**THE INPUT:**

* Begin *

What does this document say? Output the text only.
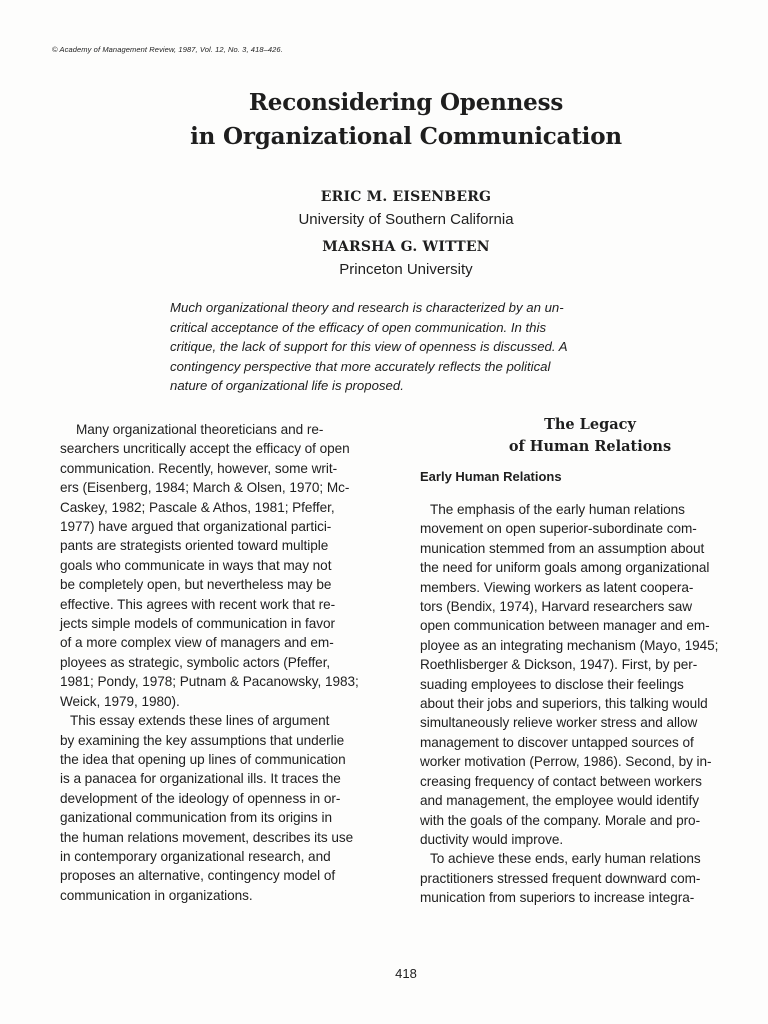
© Academy of Management Review, 1987, Vol. 12, No. 3, 418–426.
Reconsidering Openness
in Organizational Communication
ERIC M. EISENBERG
University of Southern California
MARSHA G. WITTEN
Princeton University
Much organizational theory and research is characterized by an un-
critical acceptance of the efficacy of open communication. In this
critique, the lack of support for this view of openness is discussed. A
contingency perspective that more accurately reflects the political
nature of organizational life is proposed.
Many organizational theoreticians and re-
searchers uncritically accept the efficacy of open
communication. Recently, however, some writ-
ers (Eisenberg, 1984; March & Olsen, 1970; Mc-
Caskey, 1982; Pascale & Athos, 1981; Pfeffer,
1977) have argued that organizational partici-
pants are strategists oriented toward multiple
goals who communicate in ways that may not
be completely open, but nevertheless may be
effective. This agrees with recent work that re-
jects simple models of communication in favor
of a more complex view of managers and em-
ployees as strategic, symbolic actors (Pfeffer,
1981; Pondy, 1978; Putnam & Pacanowsky, 1983;
Weick, 1979, 1980).
This essay extends these lines of argument
by examining the key assumptions that underlie
the idea that opening up lines of communication
is a panacea for organizational ills. It traces the
development of the ideology of openness in or-
ganizational communication from its origins in
the human relations movement, describes its use
in contemporary organizational research, and
proposes an alternative, contingency model of
communication in organizations.
The Legacy
of Human Relations
Early Human Relations
The emphasis of the early human relations
movement on open superior-subordinate com-
munication stemmed from an assumption about
the need for uniform goals among organizational
members. Viewing workers as latent coopera-
tors (Bendix, 1974), Harvard researchers saw
open communication between manager and em-
ployee as an integrating mechanism (Mayo, 1945;
Roethlisberger & Dickson, 1947). First, by per-
suading employees to disclose their feelings
about their jobs and superiors, this talking would
simultaneously relieve worker stress and allow
management to discover untapped sources of
worker motivation (Perrow, 1986). Second, by in-
creasing frequency of contact between workers
and management, the employee would identify
with the goals of the company. Morale and pro-
ductivity would improve.
To achieve these ends, early human relations
practitioners stressed frequent downward com-
munication from superiors to increase integra-
418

* End *

**EXERCISE DIRECTIONS:** Transcribe the records above exactly, leaving out every picture.

**RESPONSE TO THE TASK:**
What does this document say? Output the text only.
© Academy of Management Review, 1987, Vol. 12, No. 3, 418–426.
Reconsidering Openness
in Organizational Communication
ERIC M. EISENBERG
University of Southern California
MARSHA G. WITTEN
Princeton University
Much organizational theory and research is characterized by an un-
critical acceptance of the efficacy of open communication. In this
critique, the lack of support for this view of openness is discussed. A
contingency perspective that more accurately reflects the political
nature of organizational life is proposed.
Many organizational theoreticians and re-
searchers uncritically accept the efficacy of open
communication. Recently, however, some writ-
ers (Eisenberg, 1984; March & Olsen, 1970; Mc-
Caskey, 1982; Pascale & Athos, 1981; Pfeffer,
1977) have argued that organizational partici-
pants are strategists oriented toward multiple
goals who communicate in ways that may not
be completely open, but nevertheless may be
effective. This agrees with recent work that re-
jects simple models of communication in favor
of a more complex view of managers and em-
ployees as strategic, symbolic actors (Pfeffer,
1981; Pondy, 1978; Putnam & Pacanowsky, 1983;
Weick, 1979, 1980).
This essay extends these lines of argument
by examining the key assumptions that underlie
the idea that opening up lines of communication
is a panacea for organizational ills. It traces the
development of the ideology of openness in or-
ganizational communication from its origins in
the human relations movement, describes its use
in contemporary organizational research, and
proposes an alternative, contingency model of
communication in organizations.
The Legacy
of Human Relations
Early Human Relations
The emphasis of the early human relations
movement on open superior-subordinate com-
munication stemmed from an assumption about
the need for uniform goals among organizational
members. Viewing workers as latent coopera-
tors (Bendix, 1974), Harvard researchers saw
open communication between manager and em-
ployee as an integrating mechanism (Mayo, 1945;
Roethlisberger & Dickson, 1947). First, by per-
suading employees to disclose their feelings
about their jobs and superiors, this talking would
simultaneously relieve worker stress and allow
management to discover untapped sources of
worker motivation (Perrow, 1986). Second, by in-
creasing frequency of contact between workers
and management, the employee would identify
with the goals of the company. Morale and pro-
ductivity would improve.
To achieve these ends, early human relations
practitioners stressed frequent downward com-
munication from superiors to increase integra-
418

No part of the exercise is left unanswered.